WRITTEN TASK :: Each line that follows is to be retyped exactly.

TASK INPUT ::
══════════════════════════════

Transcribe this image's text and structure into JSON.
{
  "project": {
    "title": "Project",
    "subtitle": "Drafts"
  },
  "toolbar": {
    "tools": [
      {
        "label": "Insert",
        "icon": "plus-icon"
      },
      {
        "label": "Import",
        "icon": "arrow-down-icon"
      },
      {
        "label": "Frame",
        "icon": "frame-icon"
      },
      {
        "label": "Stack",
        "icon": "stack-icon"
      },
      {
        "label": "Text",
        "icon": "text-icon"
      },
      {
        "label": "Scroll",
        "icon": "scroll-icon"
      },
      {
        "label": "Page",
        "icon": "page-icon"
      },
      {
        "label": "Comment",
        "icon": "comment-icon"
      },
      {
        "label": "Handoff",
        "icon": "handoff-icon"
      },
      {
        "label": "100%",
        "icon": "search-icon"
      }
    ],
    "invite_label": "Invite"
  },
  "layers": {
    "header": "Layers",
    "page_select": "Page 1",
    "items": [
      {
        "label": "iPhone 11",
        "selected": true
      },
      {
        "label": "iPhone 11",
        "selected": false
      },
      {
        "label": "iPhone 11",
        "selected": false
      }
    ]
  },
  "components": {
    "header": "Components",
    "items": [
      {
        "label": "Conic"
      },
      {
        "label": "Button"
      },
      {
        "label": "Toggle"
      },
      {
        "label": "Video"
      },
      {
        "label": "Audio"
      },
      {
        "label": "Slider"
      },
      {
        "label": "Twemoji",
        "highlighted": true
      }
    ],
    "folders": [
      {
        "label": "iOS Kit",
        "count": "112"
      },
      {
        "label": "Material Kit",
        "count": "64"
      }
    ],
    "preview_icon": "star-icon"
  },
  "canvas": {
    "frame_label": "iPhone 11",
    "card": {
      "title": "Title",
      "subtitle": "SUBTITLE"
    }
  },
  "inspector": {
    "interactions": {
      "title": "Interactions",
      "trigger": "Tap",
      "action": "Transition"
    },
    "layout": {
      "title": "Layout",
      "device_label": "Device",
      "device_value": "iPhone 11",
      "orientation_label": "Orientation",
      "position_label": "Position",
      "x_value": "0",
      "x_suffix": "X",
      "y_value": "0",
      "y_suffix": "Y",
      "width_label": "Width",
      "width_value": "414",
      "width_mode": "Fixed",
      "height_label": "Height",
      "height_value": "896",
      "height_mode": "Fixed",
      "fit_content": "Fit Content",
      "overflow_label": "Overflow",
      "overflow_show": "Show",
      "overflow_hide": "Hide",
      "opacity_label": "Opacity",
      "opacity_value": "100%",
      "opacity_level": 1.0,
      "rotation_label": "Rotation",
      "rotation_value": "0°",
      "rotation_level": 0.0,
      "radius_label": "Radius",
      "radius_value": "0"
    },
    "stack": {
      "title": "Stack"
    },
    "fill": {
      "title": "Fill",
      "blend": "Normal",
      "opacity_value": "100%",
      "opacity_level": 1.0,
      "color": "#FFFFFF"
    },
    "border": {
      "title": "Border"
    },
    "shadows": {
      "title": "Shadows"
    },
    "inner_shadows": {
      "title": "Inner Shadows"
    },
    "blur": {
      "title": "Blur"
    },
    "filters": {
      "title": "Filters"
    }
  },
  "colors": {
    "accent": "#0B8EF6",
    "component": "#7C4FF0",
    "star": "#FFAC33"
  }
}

══════════════════════════════

RESULT OF THIS EXERCISE ::
Transcribe this image's text and structure into JSON.
{
  "project": {
    "title": "Project",
    "subtitle": "Drafts"
  },
  "toolbar": {
    "tools": [
      {
        "label": "Insert",
        "icon": "plus-icon"
      },
      {
        "label": "Import",
        "icon": "arrow-down-icon"
      },
      {
        "label": "Frame",
        "icon": "frame-icon"
      },
      {
        "label": "Stack",
        "icon": "stack-icon"
      },
      {
        "label": "Text",
        "icon": "text-icon"
      },
      {
        "label": "Scroll",
        "icon": "scroll-icon"
      },
      {
        "label": "Page",
        "icon": "page-icon"
      },
      {
        "label": "Comment",
        "icon": "comment-icon"
      },
      {
        "label": "Handoff",
        "icon": "handoff-icon"
      },
      {
        "label": "100%",
        "icon": "search-icon"
      }
    ],
    "invite_label": "Invite"
  },
  "layers": {
    "header": "Layers",
    "page_select": "Page 1",
    "items": [
      {
        "label": "iPhone 11",
        "selected": true
      },
      {
        "label": "iPhone 11",
        "selected": false
      },
      {
        "label": "iPhone 11",
        "selected": false
      }
    ]
  },
  "components": {
    "header": "Components",
    "items": [
      {
        "label": "Conic"
      },
      {
        "label": "Button"
      },
      {
        "label": "Toggle"
      },
      {
        "label": "Video"
      },
      {
        "label": "Audio"
      },
      {
        "label": "Slider"
      },
      {
        "label": "Twemoji",
        "highlighted": true
      }
    ],
    "folders": [
      {
        "label": "iOS Kit",
        "count": "112"
      },
      {
        "label": "Material Kit",
        "count": "64"
      }
    ],
    "preview_icon": "star-icon"
  },
  "canvas": {
    "frame_label": "iPhone 11",
    "card": {
      "title": "Title",
      "subtitle": "SUBTITLE"
    }
  },
  "inspector": {
    "interactions": {
      "title": "Interactions",
      "trigger": "Tap",
      "action": "Transition"
    },
    "layout": {
      "title": "Layout",
      "device_label": "Device",
      "device_value": "iPhone 11",
      "orientation_label": "Orientation",
      "position_label": "Position",
      "x_value": "0",
      "x_suffix": "X",
      "y_value": "0",
      "y_suffix": "Y",
      "width_label": "Width",
      "width_value": "414",
      "width_mode": "Fixed",
      "height_label": "Height",
      "height_value": "896",
      "height_mode": "Fixed",
      "fit_content": "Fit Content",
      "overflow_label": "Overflow",
      "overflow_show": "Show",
      "overflow_hide": "Hide",
      "opacity_label": "Opacity",
      "opacity_value": "100%",
      "opacity_level": 1.0,
      "rotation_label": "Rotation",
      "rotation_value": "0°",
      "rotation_level": 0.0,
      "radius_label": "Radius",
      "radius_value": "0"
    },
    "stack": {
      "title": "Stack"
    },
    "fill": {
      "title": "Fill",
      "blend": "Normal",
      "opacity_value": "100%",
      "opacity_level": 1.0,
      "color": "#FFFFFF"
    },
    "border": {
      "title": "Border"
    },
    "shadows": {
      "title": "Shadows"
    },
    "inner_shadows": {
      "title": "Inner Shadows"
    },
    "blur": {
      "title": "Blur"
    },
    "filters": {
      "title": "Filters"
    }
  },
  "colors": {
    "accent": "#0B8EF6",
    "component": "#7C4FF0",
    "star": "#FFAC33"
  }
}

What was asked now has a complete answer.